● What is being asked
Look through the material and tally each line bearing the word "ายและการส". Give only the total.

## start Exercise material

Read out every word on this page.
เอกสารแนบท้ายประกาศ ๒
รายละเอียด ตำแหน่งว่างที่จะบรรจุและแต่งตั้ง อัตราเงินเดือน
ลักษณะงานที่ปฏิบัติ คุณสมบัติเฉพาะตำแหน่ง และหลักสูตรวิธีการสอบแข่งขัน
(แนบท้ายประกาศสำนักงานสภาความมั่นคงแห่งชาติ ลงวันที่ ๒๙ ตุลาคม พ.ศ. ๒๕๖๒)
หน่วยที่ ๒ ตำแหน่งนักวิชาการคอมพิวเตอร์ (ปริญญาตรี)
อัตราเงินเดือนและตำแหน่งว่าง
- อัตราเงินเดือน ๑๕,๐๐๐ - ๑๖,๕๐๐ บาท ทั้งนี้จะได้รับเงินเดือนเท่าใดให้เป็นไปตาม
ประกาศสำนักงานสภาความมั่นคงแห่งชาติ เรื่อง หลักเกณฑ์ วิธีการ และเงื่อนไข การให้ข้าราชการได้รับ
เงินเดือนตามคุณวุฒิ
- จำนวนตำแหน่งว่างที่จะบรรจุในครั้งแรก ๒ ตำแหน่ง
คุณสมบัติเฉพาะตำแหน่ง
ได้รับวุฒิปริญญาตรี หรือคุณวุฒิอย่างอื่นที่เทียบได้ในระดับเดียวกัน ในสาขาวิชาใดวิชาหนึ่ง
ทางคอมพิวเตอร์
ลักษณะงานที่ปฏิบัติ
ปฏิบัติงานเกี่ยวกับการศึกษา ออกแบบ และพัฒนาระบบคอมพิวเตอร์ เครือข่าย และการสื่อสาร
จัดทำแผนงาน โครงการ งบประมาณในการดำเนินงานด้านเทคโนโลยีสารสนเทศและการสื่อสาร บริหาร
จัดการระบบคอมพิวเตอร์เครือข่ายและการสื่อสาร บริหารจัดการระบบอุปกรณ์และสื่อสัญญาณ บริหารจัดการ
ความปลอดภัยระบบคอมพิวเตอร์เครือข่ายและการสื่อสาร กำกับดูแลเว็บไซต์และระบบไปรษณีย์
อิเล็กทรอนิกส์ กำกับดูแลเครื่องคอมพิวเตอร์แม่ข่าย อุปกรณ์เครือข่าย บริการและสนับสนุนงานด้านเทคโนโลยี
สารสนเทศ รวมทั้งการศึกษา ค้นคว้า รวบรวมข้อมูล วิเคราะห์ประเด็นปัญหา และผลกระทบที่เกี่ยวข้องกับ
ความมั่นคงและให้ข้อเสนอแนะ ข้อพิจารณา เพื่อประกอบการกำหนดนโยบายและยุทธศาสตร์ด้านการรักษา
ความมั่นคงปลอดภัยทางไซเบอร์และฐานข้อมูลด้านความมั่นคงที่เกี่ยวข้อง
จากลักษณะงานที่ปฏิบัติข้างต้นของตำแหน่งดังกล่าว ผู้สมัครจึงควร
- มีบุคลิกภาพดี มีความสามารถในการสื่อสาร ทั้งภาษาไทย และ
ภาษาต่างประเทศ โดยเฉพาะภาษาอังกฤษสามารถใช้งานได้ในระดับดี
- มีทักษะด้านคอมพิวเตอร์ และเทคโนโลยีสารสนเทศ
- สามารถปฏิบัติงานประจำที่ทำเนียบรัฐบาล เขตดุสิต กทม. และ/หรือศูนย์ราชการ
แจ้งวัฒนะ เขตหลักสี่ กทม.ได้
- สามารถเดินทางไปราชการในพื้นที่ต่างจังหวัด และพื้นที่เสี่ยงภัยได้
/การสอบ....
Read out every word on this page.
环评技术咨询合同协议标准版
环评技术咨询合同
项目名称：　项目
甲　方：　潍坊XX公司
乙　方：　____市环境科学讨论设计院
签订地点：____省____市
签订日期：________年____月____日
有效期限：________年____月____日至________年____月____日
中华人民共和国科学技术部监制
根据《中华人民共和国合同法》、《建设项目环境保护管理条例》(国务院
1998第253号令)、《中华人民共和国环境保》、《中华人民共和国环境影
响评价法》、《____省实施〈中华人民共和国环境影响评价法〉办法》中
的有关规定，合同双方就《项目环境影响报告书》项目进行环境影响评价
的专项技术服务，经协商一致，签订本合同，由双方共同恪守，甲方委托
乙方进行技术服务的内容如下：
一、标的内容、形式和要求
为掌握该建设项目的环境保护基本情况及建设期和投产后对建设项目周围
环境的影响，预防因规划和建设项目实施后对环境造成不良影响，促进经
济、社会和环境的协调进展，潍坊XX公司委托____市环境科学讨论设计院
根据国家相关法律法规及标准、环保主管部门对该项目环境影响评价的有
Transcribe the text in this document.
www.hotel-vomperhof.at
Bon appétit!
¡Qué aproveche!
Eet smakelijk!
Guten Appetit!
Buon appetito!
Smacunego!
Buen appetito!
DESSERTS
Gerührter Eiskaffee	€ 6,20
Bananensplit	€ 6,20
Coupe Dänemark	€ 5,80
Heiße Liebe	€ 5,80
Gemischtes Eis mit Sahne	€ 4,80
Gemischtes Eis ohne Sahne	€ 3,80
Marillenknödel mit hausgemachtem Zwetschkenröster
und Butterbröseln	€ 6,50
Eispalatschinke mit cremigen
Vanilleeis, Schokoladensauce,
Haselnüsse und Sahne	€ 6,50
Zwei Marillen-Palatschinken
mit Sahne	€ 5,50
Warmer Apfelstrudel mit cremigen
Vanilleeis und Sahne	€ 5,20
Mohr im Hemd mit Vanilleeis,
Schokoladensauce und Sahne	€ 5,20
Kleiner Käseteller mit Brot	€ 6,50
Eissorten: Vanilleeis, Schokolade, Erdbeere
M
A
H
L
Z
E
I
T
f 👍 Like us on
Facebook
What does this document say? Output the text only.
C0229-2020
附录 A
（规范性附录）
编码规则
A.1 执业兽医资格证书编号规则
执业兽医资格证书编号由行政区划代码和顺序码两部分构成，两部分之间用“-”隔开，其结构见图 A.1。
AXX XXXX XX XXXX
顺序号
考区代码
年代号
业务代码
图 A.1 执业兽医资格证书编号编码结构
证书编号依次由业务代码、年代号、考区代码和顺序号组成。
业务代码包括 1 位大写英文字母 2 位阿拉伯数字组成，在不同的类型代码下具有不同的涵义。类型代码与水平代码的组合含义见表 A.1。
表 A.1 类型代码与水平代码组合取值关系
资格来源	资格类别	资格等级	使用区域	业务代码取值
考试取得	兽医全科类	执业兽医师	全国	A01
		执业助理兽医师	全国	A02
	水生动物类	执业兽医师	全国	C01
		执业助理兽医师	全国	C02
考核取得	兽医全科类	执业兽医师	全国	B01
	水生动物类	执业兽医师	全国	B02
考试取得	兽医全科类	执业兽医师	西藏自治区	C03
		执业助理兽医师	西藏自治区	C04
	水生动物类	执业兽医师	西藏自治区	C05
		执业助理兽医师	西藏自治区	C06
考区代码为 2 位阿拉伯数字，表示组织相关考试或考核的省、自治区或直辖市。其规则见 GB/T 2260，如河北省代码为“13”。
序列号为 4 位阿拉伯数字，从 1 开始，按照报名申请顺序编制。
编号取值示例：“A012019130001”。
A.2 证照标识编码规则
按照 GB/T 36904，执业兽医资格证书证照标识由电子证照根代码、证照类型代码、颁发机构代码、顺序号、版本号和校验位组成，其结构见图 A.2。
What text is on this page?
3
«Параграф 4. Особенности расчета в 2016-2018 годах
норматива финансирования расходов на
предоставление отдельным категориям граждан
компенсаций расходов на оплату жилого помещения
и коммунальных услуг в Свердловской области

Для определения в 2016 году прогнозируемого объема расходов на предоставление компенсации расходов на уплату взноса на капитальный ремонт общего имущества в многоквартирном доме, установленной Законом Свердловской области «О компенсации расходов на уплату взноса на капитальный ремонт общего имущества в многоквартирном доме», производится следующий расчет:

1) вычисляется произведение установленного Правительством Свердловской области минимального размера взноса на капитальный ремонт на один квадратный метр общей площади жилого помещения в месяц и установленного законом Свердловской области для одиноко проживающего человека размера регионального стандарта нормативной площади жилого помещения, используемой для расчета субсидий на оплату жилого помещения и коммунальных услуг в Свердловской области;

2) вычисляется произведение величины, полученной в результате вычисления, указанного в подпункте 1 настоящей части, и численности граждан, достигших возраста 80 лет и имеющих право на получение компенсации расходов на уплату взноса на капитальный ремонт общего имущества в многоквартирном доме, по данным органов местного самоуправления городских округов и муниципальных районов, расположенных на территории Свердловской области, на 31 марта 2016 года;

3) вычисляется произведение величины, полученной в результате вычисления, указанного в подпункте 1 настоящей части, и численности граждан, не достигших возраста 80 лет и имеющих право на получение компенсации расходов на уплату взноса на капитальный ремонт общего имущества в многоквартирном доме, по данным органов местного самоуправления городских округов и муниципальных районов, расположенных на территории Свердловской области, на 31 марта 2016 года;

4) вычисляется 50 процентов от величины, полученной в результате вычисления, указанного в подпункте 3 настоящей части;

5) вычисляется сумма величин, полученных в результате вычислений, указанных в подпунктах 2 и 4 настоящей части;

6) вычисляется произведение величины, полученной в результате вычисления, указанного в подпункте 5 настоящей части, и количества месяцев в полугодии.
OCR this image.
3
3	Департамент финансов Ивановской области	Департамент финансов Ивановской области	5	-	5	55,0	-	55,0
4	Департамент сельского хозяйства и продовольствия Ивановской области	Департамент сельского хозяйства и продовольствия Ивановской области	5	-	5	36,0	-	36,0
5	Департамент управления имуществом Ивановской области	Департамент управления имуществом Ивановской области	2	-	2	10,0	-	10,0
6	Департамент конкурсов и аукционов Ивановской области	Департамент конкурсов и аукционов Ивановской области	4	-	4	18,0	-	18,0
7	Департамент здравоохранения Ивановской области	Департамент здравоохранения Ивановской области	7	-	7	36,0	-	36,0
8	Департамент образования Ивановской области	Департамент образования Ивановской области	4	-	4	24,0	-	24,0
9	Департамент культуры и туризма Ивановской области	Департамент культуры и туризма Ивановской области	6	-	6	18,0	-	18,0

## end Exercise material

● Final result
2